[Exercise brief]: Restate each of the lines below word for word and drop every picture.

Items from a figure collection

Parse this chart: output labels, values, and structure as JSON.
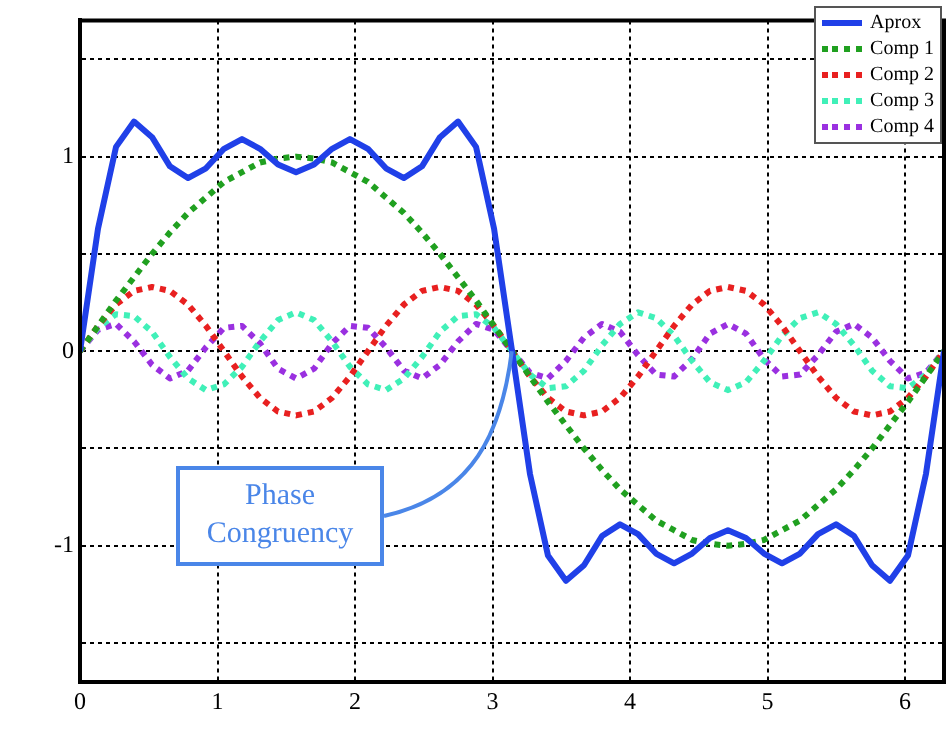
{
  "chart_data": {
    "type": "line",
    "x": [
      0,
      0.131,
      0.262,
      0.393,
      0.524,
      0.654,
      0.785,
      0.916,
      1.047,
      1.178,
      1.309,
      1.44,
      1.571,
      1.702,
      1.833,
      1.963,
      2.094,
      2.225,
      2.356,
      2.487,
      2.618,
      2.749,
      2.88,
      3.011,
      3.142,
      3.272,
      3.403,
      3.534,
      3.665,
      3.796,
      3.927,
      4.058,
      4.189,
      4.32,
      4.451,
      4.581,
      4.712,
      4.843,
      4.974,
      5.105,
      5.236,
      5.367,
      5.498,
      5.629,
      5.76,
      5.89,
      6.021,
      6.152,
      6.283
    ],
    "series": [
      {
        "name": "Aprox",
        "color": "#2040e8",
        "line_style": "solid",
        "values": [
          0,
          0.63,
          1.05,
          1.18,
          1.1,
          0.95,
          0.89,
          0.94,
          1.04,
          1.09,
          1.04,
          0.96,
          0.92,
          0.96,
          1.04,
          1.09,
          1.04,
          0.94,
          0.89,
          0.95,
          1.1,
          1.18,
          1.05,
          0.63,
          0,
          -0.63,
          -1.05,
          -1.18,
          -1.1,
          -0.95,
          -0.89,
          -0.94,
          -1.04,
          -1.09,
          -1.04,
          -0.96,
          -0.92,
          -0.96,
          -1.04,
          -1.09,
          -1.04,
          -0.94,
          -0.89,
          -0.95,
          -1.1,
          -1.18,
          -1.05,
          -0.63,
          0
        ]
      },
      {
        "name": "Comp 1",
        "color": "#20a020",
        "line_style": "dotted",
        "values": [
          0,
          0.13,
          0.26,
          0.38,
          0.5,
          0.61,
          0.71,
          0.79,
          0.87,
          0.92,
          0.97,
          0.99,
          1,
          0.99,
          0.97,
          0.92,
          0.87,
          0.79,
          0.71,
          0.61,
          0.5,
          0.38,
          0.26,
          0.13,
          0,
          -0.13,
          -0.26,
          -0.38,
          -0.5,
          -0.61,
          -0.71,
          -0.79,
          -0.87,
          -0.92,
          -0.97,
          -0.99,
          -1,
          -0.99,
          -0.97,
          -0.92,
          -0.87,
          -0.79,
          -0.71,
          -0.61,
          -0.5,
          -0.38,
          -0.26,
          -0.13,
          0
        ]
      },
      {
        "name": "Comp 2",
        "color": "#e82020",
        "line_style": "dotted",
        "values": [
          0,
          0.13,
          0.24,
          0.31,
          0.33,
          0.31,
          0.24,
          0.13,
          0,
          -0.13,
          -0.24,
          -0.31,
          -0.33,
          -0.31,
          -0.24,
          -0.13,
          0,
          0.13,
          0.24,
          0.31,
          0.33,
          0.31,
          0.24,
          0.13,
          0,
          -0.13,
          -0.24,
          -0.31,
          -0.33,
          -0.31,
          -0.24,
          -0.13,
          0,
          0.13,
          0.24,
          0.31,
          0.33,
          0.31,
          0.24,
          0.13,
          0,
          -0.13,
          -0.24,
          -0.31,
          -0.33,
          -0.31,
          -0.24,
          -0.13,
          0
        ]
      },
      {
        "name": "Comp 3",
        "color": "#40f0b8",
        "line_style": "dotted",
        "values": [
          0,
          0.12,
          0.19,
          0.18,
          0.1,
          -0.03,
          -0.14,
          -0.2,
          -0.17,
          -0.08,
          0.05,
          0.16,
          0.2,
          0.16,
          0.05,
          -0.08,
          -0.17,
          -0.2,
          -0.14,
          -0.03,
          0.1,
          0.18,
          0.19,
          0.12,
          0,
          -0.12,
          -0.19,
          -0.18,
          -0.1,
          0.03,
          0.14,
          0.2,
          0.17,
          0.08,
          -0.05,
          -0.16,
          -0.2,
          -0.16,
          -0.05,
          0.08,
          0.17,
          0.2,
          0.14,
          0.03,
          -0.1,
          -0.18,
          -0.19,
          -0.12,
          0
        ]
      },
      {
        "name": "Comp 4",
        "color": "#9a30e0",
        "line_style": "dotted",
        "values": [
          0,
          0.11,
          0.14,
          0.05,
          -0.07,
          -0.14,
          -0.1,
          0.02,
          0.12,
          0.13,
          0.04,
          -0.09,
          -0.14,
          -0.09,
          0.04,
          0.13,
          0.12,
          0.02,
          -0.1,
          -0.14,
          -0.07,
          0.05,
          0.14,
          0.11,
          0,
          -0.11,
          -0.14,
          -0.05,
          0.07,
          0.14,
          0.1,
          -0.02,
          -0.12,
          -0.13,
          -0.04,
          0.09,
          0.14,
          0.09,
          -0.04,
          -0.13,
          -0.12,
          -0.02,
          0.1,
          0.14,
          0.07,
          -0.05,
          -0.14,
          -0.11,
          0
        ]
      }
    ],
    "xlim": [
      0,
      6.283
    ],
    "xticks": [
      0,
      1,
      2,
      3,
      4,
      5,
      6
    ],
    "ylim": [
      -1.7,
      1.7
    ],
    "yticks": [
      {
        "value": -1.5,
        "label": null
      },
      -1,
      {
        "value": -0.5,
        "label": null
      },
      0,
      {
        "value": 0.5,
        "label": null
      },
      1,
      {
        "value": 1.5,
        "label": null
      }
    ],
    "grid": true,
    "legend": "top right",
    "marker": "none",
    "annotations": [
      {
        "text": "Phase Congruency",
        "x": 3.14,
        "y": 0
      }
    ]
  }
}
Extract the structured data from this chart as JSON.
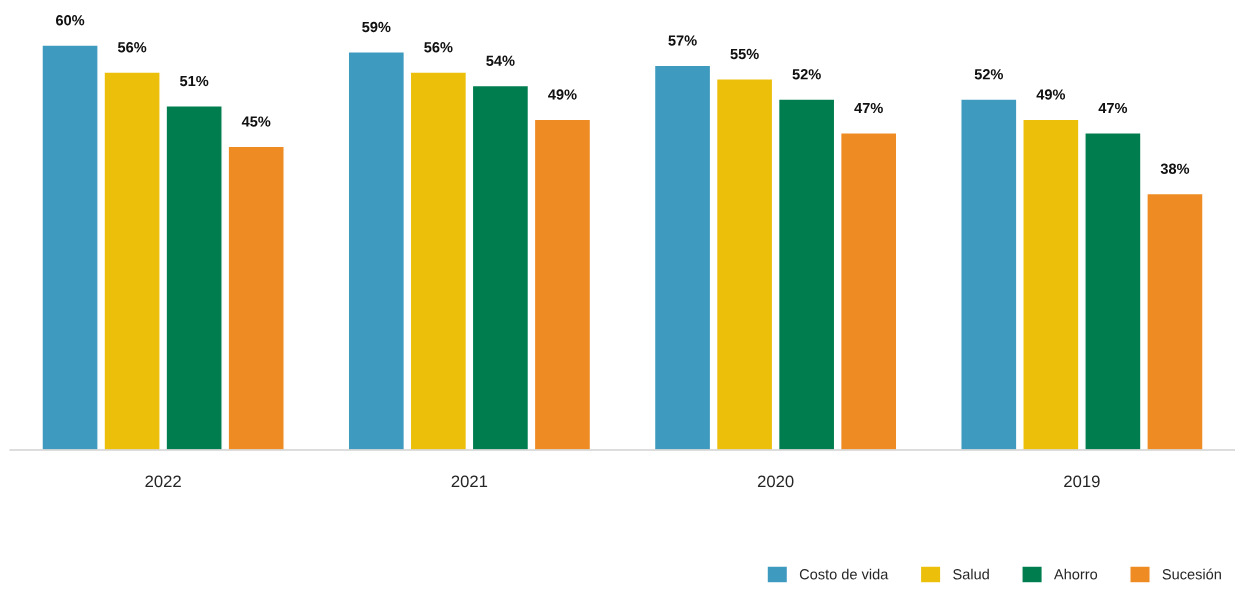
{
  "chart_data": {
    "type": "bar",
    "categories": [
      "2022",
      "2021",
      "2020",
      "2019"
    ],
    "series": [
      {
        "name": "Costo de vida",
        "color": "#3f9abf",
        "values": [
          60,
          59,
          57,
          52
        ],
        "value_labels": [
          "60%",
          "59%",
          "57%",
          "52%"
        ]
      },
      {
        "name": "Salud",
        "color": "#ecbf0b",
        "values": [
          56,
          56,
          55,
          49
        ],
        "value_labels": [
          "56%",
          "56%",
          "55%",
          "49%"
        ]
      },
      {
        "name": "Ahorro",
        "color": "#007d4f",
        "values": [
          51,
          54,
          52,
          47
        ],
        "value_labels": [
          "51%",
          "54%",
          "52%",
          "47%"
        ]
      },
      {
        "name": "Sucesión",
        "color": "#ee8c23",
        "values": [
          45,
          49,
          47,
          38
        ],
        "value_labels": [
          "45%",
          "49%",
          "47%",
          "38%"
        ]
      }
    ],
    "legend": "bottom right",
    "grid": false
  }
}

[Correct answer]:
Parse this chart: output labels, values, and structure as JSON.
{
  "chart_data": {
    "type": "line",
    "x": [
      0,
      0.131,
      0.262,
      0.393,
      0.524,
      0.654,
      0.785,
      0.916,
      1.047,
      1.178,
      1.309,
      1.44,
      1.571,
      1.702,
      1.833,
      1.963,
      2.094,
      2.225,
      2.356,
      2.487,
      2.618,
      2.749,
      2.88,
      3.011,
      3.142,
      3.272,
      3.403,
      3.534,
      3.665,
      3.796,
      3.927,
      4.058,
      4.189,
      4.32,
      4.451,
      4.581,
      4.712,
      4.843,
      4.974,
      5.105,
      5.236,
      5.367,
      5.498,
      5.629,
      5.76,
      5.89,
      6.021,
      6.152,
      6.283
    ],
    "series": [
      {
        "name": "Aprox",
        "color": "#2040e8",
        "line_style": "solid",
        "values": [
          0,
          0.63,
          1.05,
          1.18,
          1.1,
          0.95,
          0.89,
          0.94,
          1.04,
          1.09,
          1.04,
          0.96,
          0.92,
          0.96,
          1.04,
          1.09,
          1.04,
          0.94,
          0.89,
          0.95,
          1.1,
          1.18,
          1.05,
          0.63,
          0,
          -0.63,
          -1.05,
          -1.18,
          -1.1,
          -0.95,
          -0.89,
          -0.94,
          -1.04,
          -1.09,
          -1.04,
          -0.96,
          -0.92,
          -0.96,
          -1.04,
          -1.09,
          -1.04,
          -0.94,
          -0.89,
          -0.95,
          -1.1,
          -1.18,
          -1.05,
          -0.63,
          0
        ]
      },
      {
        "name": "Comp 1",
        "color": "#20a020",
        "line_style": "dotted",
        "values": [
          0,
          0.13,
          0.26,
          0.38,
          0.5,
          0.61,
          0.71,
          0.79,
          0.87,
          0.92,
          0.97,
          0.99,
          1,
          0.99,
          0.97,
          0.92,
          0.87,
          0.79,
          0.71,
          0.61,
          0.5,
          0.38,
          0.26,
          0.13,
          0,
          -0.13,
          -0.26,
          -0.38,
          -0.5,
          -0.61,
          -0.71,
          -0.79,
          -0.87,
          -0.92,
          -0.97,
          -0.99,
          -1,
          -0.99,
          -0.97,
          -0.92,
          -0.87,
          -0.79,
          -0.71,
          -0.61,
          -0.5,
          -0.38,
          -0.26,
          -0.13,
          0
        ]
      },
      {
        "name": "Comp 2",
        "color": "#e82020",
        "line_style": "dotted",
        "values": [
          0,
          0.13,
          0.24,
          0.31,
          0.33,
          0.31,
          0.24,
          0.13,
          0,
          -0.13,
          -0.24,
          -0.31,
          -0.33,
          -0.31,
          -0.24,
          -0.13,
          0,
          0.13,
          0.24,
          0.31,
          0.33,
          0.31,
          0.24,
          0.13,
          0,
          -0.13,
          -0.24,
          -0.31,
          -0.33,
          -0.31,
          -0.24,
          -0.13,
          0,
          0.13,
          0.24,
          0.31,
          0.33,
          0.31,
          0.24,
          0.13,
          0,
          -0.13,
          -0.24,
          -0.31,
          -0.33,
          -0.31,
          -0.24,
          -0.13,
          0
        ]
      },
      {
        "name": "Comp 3",
        "color": "#40f0b8",
        "line_style": "dotted",
        "values": [
          0,
          0.12,
          0.19,
          0.18,
          0.1,
          -0.03,
          -0.14,
          -0.2,
          -0.17,
          -0.08,
          0.05,
          0.16,
          0.2,
          0.16,
          0.05,
          -0.08,
          -0.17,
          -0.2,
          -0.14,
          -0.03,
          0.1,
          0.18,
          0.19,
          0.12,
          0,
          -0.12,
          -0.19,
          -0.18,
          -0.1,
          0.03,
          0.14,
          0.2,
          0.17,
          0.08,
          -0.05,
          -0.16,
          -0.2,
          -0.16,
          -0.05,
          0.08,
          0.17,
          0.2,
          0.14,
          0.03,
          -0.1,
          -0.18,
          -0.19,
          -0.12,
          0
        ]
      },
      {
        "name": "Comp 4",
        "color": "#9a30e0",
        "line_style": "dotted",
        "values": [
          0,
          0.11,
          0.14,
          0.05,
          -0.07,
          -0.14,
          -0.1,
          0.02,
          0.12,
          0.13,
          0.04,
          -0.09,
          -0.14,
          -0.09,
          0.04,
          0.13,
          0.12,
          0.02,
          -0.1,
          -0.14,
          -0.07,
          0.05,
          0.14,
          0.11,
          0,
          -0.11,
          -0.14,
          -0.05,
          0.07,
          0.14,
          0.1,
          -0.02,
          -0.12,
          -0.13,
          -0.04,
          0.09,
          0.14,
          0.09,
          -0.04,
          -0.13,
          -0.12,
          -0.02,
          0.1,
          0.14,
          0.07,
          -0.05,
          -0.14,
          -0.11,
          0
        ]
      }
    ],
    "xlim": [
      0,
      6.283
    ],
    "xticks": [
      0,
      1,
      2,
      3,
      4,
      5,
      6
    ],
    "ylim": [
      -1.7,
      1.7
    ],
    "yticks": [
      {
        "value": -1.5,
        "label": null
      },
      -1,
      {
        "value": -0.5,
        "label": null
      },
      0,
      {
        "value": 0.5,
        "label": null
      },
      1,
      {
        "value": 1.5,
        "label": null
      }
    ],
    "grid": true,
    "legend": "top right",
    "marker": "none",
    "annotations": [
      {
        "text": "Phase Congruency",
        "x": 3.14,
        "y": 0
      }
    ]
  }
}
Extract the structured data from this chart as JSON.
{
  "chart_data": {
    "type": "bar",
    "categories": [
      "2022",
      "2021",
      "2020",
      "2019"
    ],
    "series": [
      {
        "name": "Costo de vida",
        "color": "#3f9abf",
        "values": [
          60,
          59,
          57,
          52
        ],
        "value_labels": [
          "60%",
          "59%",
          "57%",
          "52%"
        ]
      },
      {
        "name": "Salud",
        "color": "#ecbf0b",
        "values": [
          56,
          56,
          55,
          49
        ],
        "value_labels": [
          "56%",
          "56%",
          "55%",
          "49%"
        ]
      },
      {
        "name": "Ahorro",
        "color": "#007d4f",
        "values": [
          51,
          54,
          52,
          47
        ],
        "value_labels": [
          "51%",
          "54%",
          "52%",
          "47%"
        ]
      },
      {
        "name": "Sucesión",
        "color": "#ee8c23",
        "values": [
          45,
          49,
          47,
          38
        ],
        "value_labels": [
          "45%",
          "49%",
          "47%",
          "38%"
        ]
      }
    ],
    "legend": "bottom right",
    "grid": false
  }
}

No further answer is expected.